- [Document passage]
○ ○ ○
Simplification of loads from read-only data sections.

Summary:
Instructions that load data from the a read-only data section and their
target address can be computed statically (e.g. RIP-relative addressing)
are modified to corresponding instructions that use immediate operands.
We apply the transformation only when the resulting instruction will have
smaller or equal size.

(cherry picked from FBD3397112)

bolt/BinaryContext.cpp

@@ -242,5 +242,13 @@ ErrorOr<SectionRef> BinaryContext::getSectionForAddress(uint64_t Address) const{
   return std::make_error_code(std::errc::bad_address);
 }
 
+uint64_t BinaryContext::getInstructionSize(const MCInst &Instr) const {
+  SmallString<256> Code;
+  SmallVector<MCFixup, 4> Fixups;
+  raw_svector_ostream VecOS(Code);
+  MCE->encodeInstruction(Instr, VecOS, Fixups, *STI);
+  return Code.size();
+}
+
 } // namespace bolt
 } // namespace llvm

bolt/BinaryContext.h

@@ -177,6 +177,12 @@ public:
   /// disassembled functions.
   void preprocessFunctionDebugInfo(
       std::map<uint64_t, BinaryFunction> &BinaryFunctions);
+
+  /// Calculate the size of the given instruction.
+  /// Note: this can be imprecise wrt the final binary since happening prior to
+  /// relaxation, as well as wrt the original binary because of opcode
+  /// shortening.
+  uint64_t getInstructionSize(const MCInst &Instr) const;
 };
 
 } // namespace bolt

bolt/BinaryFunction.cpp

@@ -327,14 +327,7 @@ void BinaryFunction::print(raw_ostream &OS, std::string Annotation,
 
     for (auto &Instr : *BB) {
       printInstruction(Instr);
-
-      // Calculate the size of the instruction.
-      // Note: this is imprecise since happening prior to relaxation.
○ ○ ○
- [Instruction 1] According to the commit summary, when is the transformation applied?
- [Instruction 2] Reproduce the stretch of the commit from "bolt/BinaryFunction.cpp" through "prior to relaxation.".

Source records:
○ ○ ○
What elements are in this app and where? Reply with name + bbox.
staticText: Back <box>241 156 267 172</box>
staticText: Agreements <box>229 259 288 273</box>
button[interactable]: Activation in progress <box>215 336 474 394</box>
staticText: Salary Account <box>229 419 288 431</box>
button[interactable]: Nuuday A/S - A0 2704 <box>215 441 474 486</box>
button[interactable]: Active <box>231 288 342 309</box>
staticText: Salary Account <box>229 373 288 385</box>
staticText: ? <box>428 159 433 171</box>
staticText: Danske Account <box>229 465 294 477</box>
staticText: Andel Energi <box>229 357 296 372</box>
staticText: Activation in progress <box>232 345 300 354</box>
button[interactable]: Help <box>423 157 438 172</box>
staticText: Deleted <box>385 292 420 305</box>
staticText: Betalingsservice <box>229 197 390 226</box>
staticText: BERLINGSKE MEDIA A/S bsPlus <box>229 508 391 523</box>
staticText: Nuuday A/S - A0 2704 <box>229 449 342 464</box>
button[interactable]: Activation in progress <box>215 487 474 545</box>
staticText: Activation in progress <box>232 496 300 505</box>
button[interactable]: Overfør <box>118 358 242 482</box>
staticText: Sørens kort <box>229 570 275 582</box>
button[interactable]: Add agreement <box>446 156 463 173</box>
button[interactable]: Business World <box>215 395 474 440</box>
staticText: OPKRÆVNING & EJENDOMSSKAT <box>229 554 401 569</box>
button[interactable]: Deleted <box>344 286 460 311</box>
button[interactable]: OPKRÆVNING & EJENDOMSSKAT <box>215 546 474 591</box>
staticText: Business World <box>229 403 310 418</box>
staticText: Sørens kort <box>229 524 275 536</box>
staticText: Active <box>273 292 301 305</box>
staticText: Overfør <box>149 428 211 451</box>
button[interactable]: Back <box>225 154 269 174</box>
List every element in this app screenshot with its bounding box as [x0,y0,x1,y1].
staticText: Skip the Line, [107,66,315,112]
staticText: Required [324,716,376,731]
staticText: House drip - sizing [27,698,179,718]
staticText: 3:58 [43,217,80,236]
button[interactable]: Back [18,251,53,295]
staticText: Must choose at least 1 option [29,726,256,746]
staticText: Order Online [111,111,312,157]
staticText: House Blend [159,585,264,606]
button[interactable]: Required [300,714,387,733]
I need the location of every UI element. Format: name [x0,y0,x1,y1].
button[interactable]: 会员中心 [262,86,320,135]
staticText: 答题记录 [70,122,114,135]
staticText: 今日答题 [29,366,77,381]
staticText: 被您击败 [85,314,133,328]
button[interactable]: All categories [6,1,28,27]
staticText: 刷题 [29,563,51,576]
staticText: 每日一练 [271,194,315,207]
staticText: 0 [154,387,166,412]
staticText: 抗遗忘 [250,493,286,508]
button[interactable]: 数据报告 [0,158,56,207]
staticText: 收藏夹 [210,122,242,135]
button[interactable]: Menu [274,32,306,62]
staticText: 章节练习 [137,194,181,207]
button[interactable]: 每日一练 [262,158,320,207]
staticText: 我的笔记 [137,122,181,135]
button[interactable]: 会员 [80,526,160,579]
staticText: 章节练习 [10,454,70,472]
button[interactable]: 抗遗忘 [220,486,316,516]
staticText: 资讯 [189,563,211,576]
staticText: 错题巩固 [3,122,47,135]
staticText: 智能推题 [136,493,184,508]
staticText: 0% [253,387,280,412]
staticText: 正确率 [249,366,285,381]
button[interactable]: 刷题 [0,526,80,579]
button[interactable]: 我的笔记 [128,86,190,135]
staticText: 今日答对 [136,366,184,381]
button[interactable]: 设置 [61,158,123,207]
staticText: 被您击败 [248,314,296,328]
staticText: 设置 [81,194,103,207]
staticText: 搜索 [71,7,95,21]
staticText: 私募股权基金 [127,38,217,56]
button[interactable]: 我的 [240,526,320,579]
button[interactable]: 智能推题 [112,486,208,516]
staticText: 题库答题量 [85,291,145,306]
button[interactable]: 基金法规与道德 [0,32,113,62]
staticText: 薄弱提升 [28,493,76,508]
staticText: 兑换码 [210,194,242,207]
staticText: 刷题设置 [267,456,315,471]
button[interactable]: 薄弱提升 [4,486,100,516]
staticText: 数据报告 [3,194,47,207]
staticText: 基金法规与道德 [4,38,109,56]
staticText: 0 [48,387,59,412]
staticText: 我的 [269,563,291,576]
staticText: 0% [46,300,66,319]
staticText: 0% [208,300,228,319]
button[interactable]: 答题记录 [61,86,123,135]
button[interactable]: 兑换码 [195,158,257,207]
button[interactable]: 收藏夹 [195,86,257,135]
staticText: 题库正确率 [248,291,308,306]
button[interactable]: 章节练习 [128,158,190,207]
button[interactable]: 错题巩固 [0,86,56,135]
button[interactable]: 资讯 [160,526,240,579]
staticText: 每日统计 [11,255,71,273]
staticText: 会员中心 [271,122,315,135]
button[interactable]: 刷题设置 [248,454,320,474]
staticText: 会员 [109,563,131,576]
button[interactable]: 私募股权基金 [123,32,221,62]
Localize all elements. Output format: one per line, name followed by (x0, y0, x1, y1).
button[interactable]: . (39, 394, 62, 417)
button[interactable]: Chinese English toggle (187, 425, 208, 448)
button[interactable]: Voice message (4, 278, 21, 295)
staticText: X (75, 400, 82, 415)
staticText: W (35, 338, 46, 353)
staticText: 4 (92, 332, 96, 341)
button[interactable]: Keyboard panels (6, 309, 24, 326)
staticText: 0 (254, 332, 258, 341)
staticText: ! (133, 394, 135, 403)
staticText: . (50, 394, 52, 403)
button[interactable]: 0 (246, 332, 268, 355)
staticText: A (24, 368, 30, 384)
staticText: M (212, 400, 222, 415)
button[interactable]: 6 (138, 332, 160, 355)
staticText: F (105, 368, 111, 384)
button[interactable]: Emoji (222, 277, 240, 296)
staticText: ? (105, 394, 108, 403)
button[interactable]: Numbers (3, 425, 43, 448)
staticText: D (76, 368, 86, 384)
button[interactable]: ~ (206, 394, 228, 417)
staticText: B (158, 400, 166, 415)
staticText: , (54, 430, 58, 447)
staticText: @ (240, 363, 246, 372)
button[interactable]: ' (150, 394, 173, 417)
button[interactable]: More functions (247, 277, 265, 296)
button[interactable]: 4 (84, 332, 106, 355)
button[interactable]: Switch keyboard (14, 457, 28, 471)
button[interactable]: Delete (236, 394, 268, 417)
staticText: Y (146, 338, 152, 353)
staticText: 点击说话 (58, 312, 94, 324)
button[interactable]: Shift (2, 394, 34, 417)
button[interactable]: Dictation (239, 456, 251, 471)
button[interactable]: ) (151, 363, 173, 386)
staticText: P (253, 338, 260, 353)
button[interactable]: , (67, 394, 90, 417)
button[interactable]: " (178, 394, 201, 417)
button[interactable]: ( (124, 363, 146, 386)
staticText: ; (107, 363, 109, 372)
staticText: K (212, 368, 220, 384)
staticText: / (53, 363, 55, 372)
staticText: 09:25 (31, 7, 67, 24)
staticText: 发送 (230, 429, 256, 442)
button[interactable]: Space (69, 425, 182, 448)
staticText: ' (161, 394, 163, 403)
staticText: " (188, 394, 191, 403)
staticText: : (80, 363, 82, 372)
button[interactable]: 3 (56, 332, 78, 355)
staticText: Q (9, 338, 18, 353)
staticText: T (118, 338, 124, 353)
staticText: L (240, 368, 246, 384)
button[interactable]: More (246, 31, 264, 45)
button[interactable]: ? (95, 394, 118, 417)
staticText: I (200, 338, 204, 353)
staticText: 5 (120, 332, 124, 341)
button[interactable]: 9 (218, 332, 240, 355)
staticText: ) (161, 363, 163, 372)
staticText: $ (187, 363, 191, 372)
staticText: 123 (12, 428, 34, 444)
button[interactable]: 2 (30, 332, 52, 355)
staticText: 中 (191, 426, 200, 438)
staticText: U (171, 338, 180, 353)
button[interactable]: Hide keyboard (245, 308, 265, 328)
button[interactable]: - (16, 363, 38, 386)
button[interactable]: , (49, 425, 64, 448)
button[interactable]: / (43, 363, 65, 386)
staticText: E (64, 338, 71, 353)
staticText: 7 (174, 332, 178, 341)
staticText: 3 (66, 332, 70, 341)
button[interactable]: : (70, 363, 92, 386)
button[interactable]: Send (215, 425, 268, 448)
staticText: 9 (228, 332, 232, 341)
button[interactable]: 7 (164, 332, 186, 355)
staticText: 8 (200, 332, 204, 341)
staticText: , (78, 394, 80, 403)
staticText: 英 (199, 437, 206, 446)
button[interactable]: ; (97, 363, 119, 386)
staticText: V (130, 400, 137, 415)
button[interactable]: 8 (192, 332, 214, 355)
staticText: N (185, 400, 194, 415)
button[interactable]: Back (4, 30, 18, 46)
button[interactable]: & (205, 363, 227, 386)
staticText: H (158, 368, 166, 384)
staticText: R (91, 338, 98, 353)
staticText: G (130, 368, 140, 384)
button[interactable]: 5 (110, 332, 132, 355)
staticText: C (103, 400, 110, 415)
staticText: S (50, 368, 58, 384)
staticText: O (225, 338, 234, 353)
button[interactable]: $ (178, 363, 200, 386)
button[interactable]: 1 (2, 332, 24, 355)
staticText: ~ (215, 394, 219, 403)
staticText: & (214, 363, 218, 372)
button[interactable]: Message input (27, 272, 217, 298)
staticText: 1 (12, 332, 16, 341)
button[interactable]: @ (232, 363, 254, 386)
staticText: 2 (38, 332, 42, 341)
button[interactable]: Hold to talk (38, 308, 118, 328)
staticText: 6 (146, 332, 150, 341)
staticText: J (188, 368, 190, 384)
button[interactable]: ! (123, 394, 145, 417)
○ ○ ○
- [Worked answer 1] Only when the resulting instruction will have smaller or equal size.

- [Worked answer 2]
bolt/BinaryFunction.cpp

@@ -327,14 +327,7 @@ void BinaryFunction::print(raw_ostream &OS, std::string Annotation,
 
     for (auto &Instr : *BB) {
       printInstruction(Instr);
-
-      // Calculate the size of the instruction.
-      // Note: this is imprecise since happening prior to relaxation.